Dataset rows for document pages -

★ ★ ★

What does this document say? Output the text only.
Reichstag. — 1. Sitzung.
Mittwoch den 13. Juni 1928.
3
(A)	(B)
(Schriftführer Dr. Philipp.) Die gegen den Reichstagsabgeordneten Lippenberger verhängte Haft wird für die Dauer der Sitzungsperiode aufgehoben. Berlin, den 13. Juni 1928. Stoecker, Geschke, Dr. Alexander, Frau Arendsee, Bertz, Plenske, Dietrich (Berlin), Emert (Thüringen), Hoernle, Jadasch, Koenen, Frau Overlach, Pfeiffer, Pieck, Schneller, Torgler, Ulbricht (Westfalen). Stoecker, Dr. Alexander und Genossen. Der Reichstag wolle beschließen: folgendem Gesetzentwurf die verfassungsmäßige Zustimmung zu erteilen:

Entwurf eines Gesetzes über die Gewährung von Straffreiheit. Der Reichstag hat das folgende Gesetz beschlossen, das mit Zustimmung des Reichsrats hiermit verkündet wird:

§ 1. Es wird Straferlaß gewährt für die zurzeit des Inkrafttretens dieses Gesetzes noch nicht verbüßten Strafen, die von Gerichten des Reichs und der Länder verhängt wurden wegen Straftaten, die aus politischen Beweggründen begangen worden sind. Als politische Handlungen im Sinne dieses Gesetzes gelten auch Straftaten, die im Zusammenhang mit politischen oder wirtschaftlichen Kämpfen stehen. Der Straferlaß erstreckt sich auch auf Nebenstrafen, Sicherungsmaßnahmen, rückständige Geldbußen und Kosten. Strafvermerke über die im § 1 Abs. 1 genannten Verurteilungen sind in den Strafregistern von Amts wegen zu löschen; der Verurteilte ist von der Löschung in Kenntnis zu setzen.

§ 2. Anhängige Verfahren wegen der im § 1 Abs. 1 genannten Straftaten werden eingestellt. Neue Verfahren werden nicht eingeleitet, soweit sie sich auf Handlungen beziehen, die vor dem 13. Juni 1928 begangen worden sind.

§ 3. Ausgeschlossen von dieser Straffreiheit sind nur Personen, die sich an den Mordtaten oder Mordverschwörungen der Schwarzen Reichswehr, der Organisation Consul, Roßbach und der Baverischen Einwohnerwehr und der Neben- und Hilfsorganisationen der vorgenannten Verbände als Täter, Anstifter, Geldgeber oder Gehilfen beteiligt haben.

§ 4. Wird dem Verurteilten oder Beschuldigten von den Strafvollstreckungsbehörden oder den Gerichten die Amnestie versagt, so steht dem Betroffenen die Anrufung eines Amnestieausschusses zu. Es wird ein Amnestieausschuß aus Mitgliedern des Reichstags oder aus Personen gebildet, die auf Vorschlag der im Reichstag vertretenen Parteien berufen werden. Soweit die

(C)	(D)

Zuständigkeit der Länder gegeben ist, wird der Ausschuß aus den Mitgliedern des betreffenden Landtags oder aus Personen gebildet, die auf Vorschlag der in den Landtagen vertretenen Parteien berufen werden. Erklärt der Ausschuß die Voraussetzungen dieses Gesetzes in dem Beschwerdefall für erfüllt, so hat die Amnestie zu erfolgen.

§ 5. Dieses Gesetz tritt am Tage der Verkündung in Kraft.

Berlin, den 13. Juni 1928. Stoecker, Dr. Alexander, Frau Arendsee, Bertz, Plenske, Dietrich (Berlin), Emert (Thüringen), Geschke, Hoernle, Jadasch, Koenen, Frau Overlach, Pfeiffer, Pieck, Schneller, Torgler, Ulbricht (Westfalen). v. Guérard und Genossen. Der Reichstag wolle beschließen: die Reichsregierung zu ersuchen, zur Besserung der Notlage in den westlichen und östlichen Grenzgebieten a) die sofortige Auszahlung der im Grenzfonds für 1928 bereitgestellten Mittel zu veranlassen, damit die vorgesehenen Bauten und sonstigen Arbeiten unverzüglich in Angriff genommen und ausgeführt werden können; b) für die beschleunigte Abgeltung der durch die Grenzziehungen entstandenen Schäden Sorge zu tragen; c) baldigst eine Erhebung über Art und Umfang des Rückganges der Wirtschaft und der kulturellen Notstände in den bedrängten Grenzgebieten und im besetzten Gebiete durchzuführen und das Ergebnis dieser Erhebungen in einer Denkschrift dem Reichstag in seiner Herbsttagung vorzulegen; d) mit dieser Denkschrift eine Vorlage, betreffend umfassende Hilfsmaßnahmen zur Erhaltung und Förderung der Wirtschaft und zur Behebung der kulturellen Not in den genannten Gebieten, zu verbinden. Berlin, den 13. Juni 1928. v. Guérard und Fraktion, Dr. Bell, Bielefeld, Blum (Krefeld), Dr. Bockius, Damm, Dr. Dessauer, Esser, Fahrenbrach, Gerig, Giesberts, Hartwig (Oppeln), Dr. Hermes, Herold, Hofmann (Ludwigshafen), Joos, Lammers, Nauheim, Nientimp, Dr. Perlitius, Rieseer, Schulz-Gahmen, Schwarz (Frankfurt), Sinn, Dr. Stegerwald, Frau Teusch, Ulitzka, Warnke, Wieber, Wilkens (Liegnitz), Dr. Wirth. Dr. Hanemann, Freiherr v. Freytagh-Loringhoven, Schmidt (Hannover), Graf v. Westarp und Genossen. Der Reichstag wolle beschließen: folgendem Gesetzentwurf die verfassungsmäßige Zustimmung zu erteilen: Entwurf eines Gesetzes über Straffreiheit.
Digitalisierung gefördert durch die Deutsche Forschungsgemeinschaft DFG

★ ★ ★

WHAT IS EXPECTED -
If a line of the entries holds the word "nicht", copy it out.

RESPONSE TO THIS EXERCISE -
§ 1. Es wird Straferlaß gewährt für die zurzeit des Inkrafttretens dieses Gesetzes noch nicht verbüßten Strafen, die von Gerichten des Reichs und der Länder verhängt wurden wegen Straftaten, die aus politischen Beweggründen begangen worden sind. Als politische Handlungen im Sinne dieses Gesetzes gelten auch Straftaten, die im Zusammenhang mit politischen oder wirtschaftlichen Kämpfen stehen. Der Straferlaß erstreckt sich auch auf Nebenstrafen, Sicherungsmaßnahmen, rückständige Geldbußen und Kosten. Strafvermerke über die im § 1 Abs. 1 genannten Verurteilungen sind in den Strafregistern von Amts wegen zu löschen; der Verurteilte ist von der Löschung in Kenntnis zu setzen.
§ 2. Anhängige Verfahren wegen der im § 1 Abs. 1 genannten Straftaten werden eingestellt. Neue Verfahren werden nicht eingeleitet, soweit sie sich auf Handlungen beziehen, die vor dem 13. Juni 1928 begangen worden sind.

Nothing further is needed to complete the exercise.